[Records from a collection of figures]
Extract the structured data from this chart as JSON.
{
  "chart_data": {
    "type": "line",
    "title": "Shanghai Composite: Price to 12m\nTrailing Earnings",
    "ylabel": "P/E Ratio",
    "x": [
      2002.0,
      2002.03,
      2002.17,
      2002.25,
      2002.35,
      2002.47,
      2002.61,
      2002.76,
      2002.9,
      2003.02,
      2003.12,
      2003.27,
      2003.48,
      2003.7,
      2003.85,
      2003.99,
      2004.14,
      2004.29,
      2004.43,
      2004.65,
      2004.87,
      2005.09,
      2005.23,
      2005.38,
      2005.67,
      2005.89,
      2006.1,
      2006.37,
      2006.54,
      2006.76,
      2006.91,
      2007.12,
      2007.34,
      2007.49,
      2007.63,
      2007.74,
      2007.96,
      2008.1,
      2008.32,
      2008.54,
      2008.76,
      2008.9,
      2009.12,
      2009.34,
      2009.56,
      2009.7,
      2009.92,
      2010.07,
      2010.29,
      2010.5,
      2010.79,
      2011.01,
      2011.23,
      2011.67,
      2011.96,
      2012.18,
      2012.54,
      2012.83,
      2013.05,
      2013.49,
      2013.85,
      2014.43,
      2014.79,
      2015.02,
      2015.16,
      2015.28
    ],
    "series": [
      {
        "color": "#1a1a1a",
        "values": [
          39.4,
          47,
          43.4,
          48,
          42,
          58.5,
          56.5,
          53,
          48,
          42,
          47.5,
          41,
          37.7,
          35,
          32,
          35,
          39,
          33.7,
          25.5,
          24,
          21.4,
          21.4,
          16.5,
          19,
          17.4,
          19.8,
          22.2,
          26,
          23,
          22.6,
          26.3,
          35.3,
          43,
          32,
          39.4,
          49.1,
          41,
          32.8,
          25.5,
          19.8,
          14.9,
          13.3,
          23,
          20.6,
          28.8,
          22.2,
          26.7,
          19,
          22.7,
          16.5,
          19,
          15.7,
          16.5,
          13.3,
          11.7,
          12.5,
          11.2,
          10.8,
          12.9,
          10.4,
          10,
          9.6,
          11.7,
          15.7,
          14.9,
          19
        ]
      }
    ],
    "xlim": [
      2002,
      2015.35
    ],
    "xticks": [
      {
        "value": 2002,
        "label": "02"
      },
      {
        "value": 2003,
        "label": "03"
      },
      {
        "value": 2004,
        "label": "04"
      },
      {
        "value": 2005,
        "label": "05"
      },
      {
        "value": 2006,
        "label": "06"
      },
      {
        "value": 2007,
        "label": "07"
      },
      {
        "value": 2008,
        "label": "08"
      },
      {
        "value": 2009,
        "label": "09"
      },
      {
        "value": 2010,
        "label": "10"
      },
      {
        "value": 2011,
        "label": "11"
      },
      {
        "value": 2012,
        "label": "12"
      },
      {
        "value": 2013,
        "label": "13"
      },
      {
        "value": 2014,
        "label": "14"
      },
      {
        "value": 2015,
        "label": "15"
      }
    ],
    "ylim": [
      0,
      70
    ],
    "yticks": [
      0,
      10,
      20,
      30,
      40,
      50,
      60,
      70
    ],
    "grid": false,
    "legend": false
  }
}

Goal of the exercise:
Take the lines above and retype all of them exactly.

Written answer:
Extract the structured data from this chart as JSON.
{
  "chart_data": {
    "type": "line",
    "title": "Shanghai Composite: Price to 12m\nTrailing Earnings",
    "ylabel": "P/E Ratio",
    "x": [
      2002.0,
      2002.03,
      2002.17,
      2002.25,
      2002.35,
      2002.47,
      2002.61,
      2002.76,
      2002.9,
      2003.02,
      2003.12,
      2003.27,
      2003.48,
      2003.7,
      2003.85,
      2003.99,
      2004.14,
      2004.29,
      2004.43,
      2004.65,
      2004.87,
      2005.09,
      2005.23,
      2005.38,
      2005.67,
      2005.89,
      2006.1,
      2006.37,
      2006.54,
      2006.76,
      2006.91,
      2007.12,
      2007.34,
      2007.49,
      2007.63,
      2007.74,
      2007.96,
      2008.1,
      2008.32,
      2008.54,
      2008.76,
      2008.9,
      2009.12,
      2009.34,
      2009.56,
      2009.7,
      2009.92,
      2010.07,
      2010.29,
      2010.5,
      2010.79,
      2011.01,
      2011.23,
      2011.67,
      2011.96,
      2012.18,
      2012.54,
      2012.83,
      2013.05,
      2013.49,
      2013.85,
      2014.43,
      2014.79,
      2015.02,
      2015.16,
      2015.28
    ],
    "series": [
      {
        "color": "#1a1a1a",
        "values": [
          39.4,
          47,
          43.4,
          48,
          42,
          58.5,
          56.5,
          53,
          48,
          42,
          47.5,
          41,
          37.7,
          35,
          32,
          35,
          39,
          33.7,
          25.5,
          24,
          21.4,
          21.4,
          16.5,
          19,
          17.4,
          19.8,
          22.2,
          26,
          23,
          22.6,
          26.3,
          35.3,
          43,
          32,
          39.4,
          49.1,
          41,
          32.8,
          25.5,
          19.8,
          14.9,
          13.3,
          23,
          20.6,
          28.8,
          22.2,
          26.7,
          19,
          22.7,
          16.5,
          19,
          15.7,
          16.5,
          13.3,
          11.7,
          12.5,
          11.2,
          10.8,
          12.9,
          10.4,
          10,
          9.6,
          11.7,
          15.7,
          14.9,
          19
        ]
      }
    ],
    "xlim": [
      2002,
      2015.35
    ],
    "xticks": [
      {
        "value": 2002,
        "label": "02"
      },
      {
        "value": 2003,
        "label": "03"
      },
      {
        "value": 2004,
        "label": "04"
      },
      {
        "value": 2005,
        "label": "05"
      },
      {
        "value": 2006,
        "label": "06"
      },
      {
        "value": 2007,
        "label": "07"
      },
      {
        "value": 2008,
        "label": "08"
      },
      {
        "value": 2009,
        "label": "09"
      },
      {
        "value": 2010,
        "label": "10"
      },
      {
        "value": 2011,
        "label": "11"
      },
      {
        "value": 2012,
        "label": "12"
      },
      {
        "value": 2013,
        "label": "13"
      },
      {
        "value": 2014,
        "label": "14"
      },
      {
        "value": 2015,
        "label": "15"
      }
    ],
    "ylim": [
      0,
      70
    ],
    "yticks": [
      0,
      10,
      20,
      30,
      40,
      50,
      60,
      70
    ],
    "grid": false,
    "legend": false
  }
}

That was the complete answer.